(Records that describe figures)
## start

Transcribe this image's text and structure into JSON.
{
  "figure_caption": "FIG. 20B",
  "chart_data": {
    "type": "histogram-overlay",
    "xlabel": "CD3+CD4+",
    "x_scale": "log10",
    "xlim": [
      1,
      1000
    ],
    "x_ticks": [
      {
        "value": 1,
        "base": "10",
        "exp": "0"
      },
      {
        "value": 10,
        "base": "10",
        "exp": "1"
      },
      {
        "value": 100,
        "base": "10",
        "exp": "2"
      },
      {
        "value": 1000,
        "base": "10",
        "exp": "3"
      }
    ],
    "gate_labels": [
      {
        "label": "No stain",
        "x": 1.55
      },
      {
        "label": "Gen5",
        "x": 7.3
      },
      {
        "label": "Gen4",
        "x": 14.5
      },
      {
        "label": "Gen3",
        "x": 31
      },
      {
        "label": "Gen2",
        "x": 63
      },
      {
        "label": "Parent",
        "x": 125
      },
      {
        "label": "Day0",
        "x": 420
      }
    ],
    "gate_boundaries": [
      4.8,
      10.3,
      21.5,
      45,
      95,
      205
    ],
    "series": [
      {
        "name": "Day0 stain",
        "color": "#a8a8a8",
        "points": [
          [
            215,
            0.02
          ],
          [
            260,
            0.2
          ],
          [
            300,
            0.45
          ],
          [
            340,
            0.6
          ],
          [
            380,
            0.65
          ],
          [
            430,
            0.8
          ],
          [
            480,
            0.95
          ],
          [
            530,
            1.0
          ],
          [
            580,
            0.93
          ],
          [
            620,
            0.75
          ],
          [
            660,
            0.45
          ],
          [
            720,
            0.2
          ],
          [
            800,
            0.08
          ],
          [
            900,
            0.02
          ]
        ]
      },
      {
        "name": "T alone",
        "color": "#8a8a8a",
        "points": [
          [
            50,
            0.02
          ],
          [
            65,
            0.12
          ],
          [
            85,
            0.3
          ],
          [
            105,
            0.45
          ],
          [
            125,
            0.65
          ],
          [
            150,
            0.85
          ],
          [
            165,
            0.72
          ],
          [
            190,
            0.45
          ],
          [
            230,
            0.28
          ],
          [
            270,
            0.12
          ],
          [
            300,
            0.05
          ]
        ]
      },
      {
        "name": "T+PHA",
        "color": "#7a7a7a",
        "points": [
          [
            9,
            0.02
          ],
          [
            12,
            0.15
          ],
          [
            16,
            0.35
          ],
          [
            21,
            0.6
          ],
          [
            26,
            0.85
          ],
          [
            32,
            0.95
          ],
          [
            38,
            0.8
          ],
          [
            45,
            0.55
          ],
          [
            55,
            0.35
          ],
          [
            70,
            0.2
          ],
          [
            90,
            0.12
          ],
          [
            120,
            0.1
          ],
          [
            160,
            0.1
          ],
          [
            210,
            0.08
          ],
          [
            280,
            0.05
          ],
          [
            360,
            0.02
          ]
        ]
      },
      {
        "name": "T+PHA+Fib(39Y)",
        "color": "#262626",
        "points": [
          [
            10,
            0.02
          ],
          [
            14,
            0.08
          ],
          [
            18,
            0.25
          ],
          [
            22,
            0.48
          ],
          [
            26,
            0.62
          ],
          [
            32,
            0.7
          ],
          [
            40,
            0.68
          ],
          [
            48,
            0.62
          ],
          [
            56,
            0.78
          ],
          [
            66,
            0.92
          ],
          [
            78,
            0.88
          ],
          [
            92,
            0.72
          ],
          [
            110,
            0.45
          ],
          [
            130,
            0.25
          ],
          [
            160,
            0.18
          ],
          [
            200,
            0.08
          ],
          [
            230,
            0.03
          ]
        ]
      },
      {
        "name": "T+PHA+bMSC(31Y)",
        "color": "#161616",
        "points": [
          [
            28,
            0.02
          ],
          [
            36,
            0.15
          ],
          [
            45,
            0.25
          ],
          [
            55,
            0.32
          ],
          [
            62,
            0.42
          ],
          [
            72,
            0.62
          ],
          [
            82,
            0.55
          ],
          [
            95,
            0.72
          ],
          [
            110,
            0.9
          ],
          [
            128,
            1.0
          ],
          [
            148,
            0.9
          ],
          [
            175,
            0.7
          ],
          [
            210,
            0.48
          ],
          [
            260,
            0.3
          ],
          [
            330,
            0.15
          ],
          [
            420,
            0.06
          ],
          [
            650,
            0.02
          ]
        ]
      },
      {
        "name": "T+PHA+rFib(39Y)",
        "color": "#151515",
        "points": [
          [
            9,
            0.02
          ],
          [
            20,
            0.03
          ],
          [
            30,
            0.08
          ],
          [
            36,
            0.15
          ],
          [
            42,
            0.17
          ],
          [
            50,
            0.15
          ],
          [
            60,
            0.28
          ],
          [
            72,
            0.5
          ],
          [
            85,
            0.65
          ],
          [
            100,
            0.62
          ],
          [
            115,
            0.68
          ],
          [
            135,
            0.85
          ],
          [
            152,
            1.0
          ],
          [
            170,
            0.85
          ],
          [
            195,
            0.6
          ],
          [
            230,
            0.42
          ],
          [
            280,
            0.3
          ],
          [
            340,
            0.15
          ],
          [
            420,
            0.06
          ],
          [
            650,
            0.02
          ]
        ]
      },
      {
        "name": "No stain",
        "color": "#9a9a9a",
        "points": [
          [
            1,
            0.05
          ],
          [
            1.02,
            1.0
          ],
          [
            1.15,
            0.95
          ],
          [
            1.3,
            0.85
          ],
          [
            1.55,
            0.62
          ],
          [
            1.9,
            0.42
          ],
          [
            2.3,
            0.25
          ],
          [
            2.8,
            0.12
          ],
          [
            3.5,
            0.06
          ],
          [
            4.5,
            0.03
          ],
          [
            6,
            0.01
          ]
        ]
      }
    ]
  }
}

## end
## start

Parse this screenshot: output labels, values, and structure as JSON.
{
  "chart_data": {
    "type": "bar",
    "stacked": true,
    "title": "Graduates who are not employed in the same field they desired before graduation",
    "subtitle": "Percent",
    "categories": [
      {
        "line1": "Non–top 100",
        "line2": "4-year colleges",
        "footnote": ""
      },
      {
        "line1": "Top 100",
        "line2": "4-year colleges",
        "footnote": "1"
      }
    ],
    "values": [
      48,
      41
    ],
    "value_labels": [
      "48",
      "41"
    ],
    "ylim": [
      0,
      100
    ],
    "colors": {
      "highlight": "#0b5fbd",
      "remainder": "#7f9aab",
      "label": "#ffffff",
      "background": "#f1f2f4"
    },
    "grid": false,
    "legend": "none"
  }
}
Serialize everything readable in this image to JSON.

## end
## start

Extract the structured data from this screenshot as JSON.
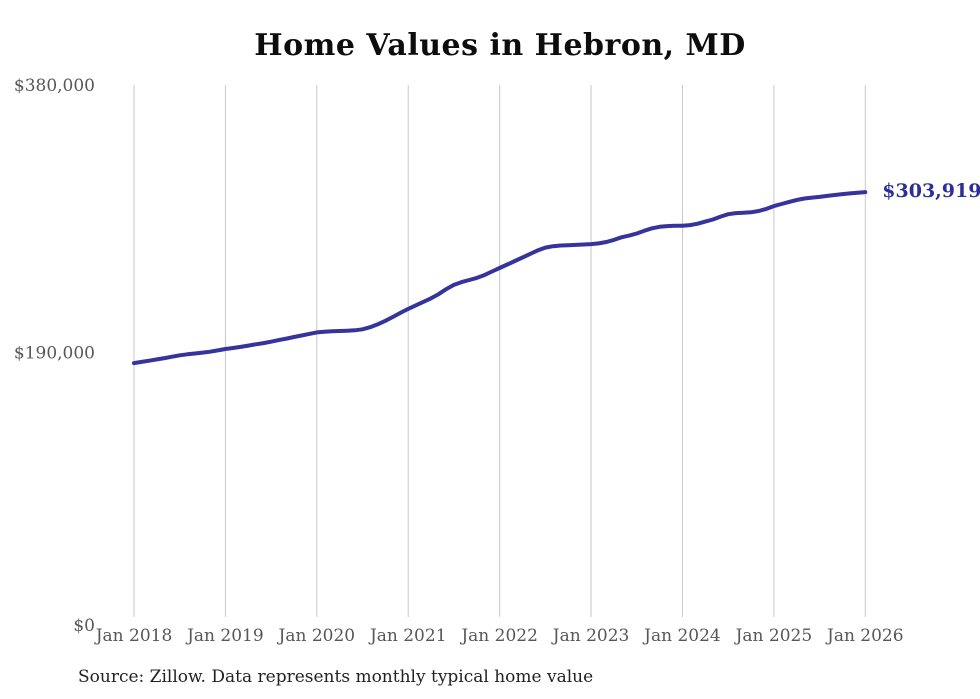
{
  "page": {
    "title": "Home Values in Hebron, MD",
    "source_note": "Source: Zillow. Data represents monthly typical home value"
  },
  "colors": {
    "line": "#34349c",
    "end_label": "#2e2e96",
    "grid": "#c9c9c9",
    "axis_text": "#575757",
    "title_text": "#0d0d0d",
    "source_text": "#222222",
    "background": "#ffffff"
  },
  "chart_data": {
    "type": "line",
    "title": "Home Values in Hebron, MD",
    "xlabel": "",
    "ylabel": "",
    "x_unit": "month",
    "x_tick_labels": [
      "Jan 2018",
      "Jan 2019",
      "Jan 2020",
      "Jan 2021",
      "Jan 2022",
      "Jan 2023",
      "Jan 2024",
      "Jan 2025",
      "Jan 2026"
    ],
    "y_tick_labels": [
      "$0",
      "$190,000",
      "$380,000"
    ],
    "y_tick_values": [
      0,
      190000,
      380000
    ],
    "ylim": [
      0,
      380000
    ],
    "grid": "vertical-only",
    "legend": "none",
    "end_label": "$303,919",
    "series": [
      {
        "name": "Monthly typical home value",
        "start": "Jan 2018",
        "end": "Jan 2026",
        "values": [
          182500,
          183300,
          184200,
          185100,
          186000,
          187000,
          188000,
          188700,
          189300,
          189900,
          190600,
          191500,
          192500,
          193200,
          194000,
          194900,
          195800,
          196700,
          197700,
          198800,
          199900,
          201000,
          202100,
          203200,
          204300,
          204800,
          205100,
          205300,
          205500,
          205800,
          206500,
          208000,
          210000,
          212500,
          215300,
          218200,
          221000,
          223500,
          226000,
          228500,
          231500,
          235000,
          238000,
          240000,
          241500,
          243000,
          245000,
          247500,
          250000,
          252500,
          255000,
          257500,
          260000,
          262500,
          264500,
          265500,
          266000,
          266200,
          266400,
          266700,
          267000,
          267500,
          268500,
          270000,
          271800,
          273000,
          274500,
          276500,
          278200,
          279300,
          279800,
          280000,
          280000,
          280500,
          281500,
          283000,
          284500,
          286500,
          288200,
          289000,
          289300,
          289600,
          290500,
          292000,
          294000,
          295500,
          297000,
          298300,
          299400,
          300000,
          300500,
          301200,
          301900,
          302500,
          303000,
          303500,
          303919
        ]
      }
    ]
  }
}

## end

• Brief
In the listing above, find the line containing "Parse this screenshot: output" and the line containing "Serialize everything readable". Output them and every line between, exactly, and nothing else.

• Final result
Parse this screenshot: output labels, values, and structure as JSON.
{
  "chart_data": {
    "type": "bar",
    "stacked": true,
    "title": "Graduates who are not employed in the same field they desired before graduation",
    "subtitle": "Percent",
    "categories": [
      {
        "line1": "Non–top 100",
        "line2": "4-year colleges",
        "footnote": ""
      },
      {
        "line1": "Top 100",
        "line2": "4-year colleges",
        "footnote": "1"
      }
    ],
    "values": [
      48,
      41
    ],
    "value_labels": [
      "48",
      "41"
    ],
    "ylim": [
      0,
      100
    ],
    "colors": {
      "highlight": "#0b5fbd",
      "remainder": "#7f9aab",
      "label": "#ffffff",
      "background": "#f1f2f4"
    },
    "grid": false,
    "legend": "none"
  }
}
Serialize everything readable in this image to JSON.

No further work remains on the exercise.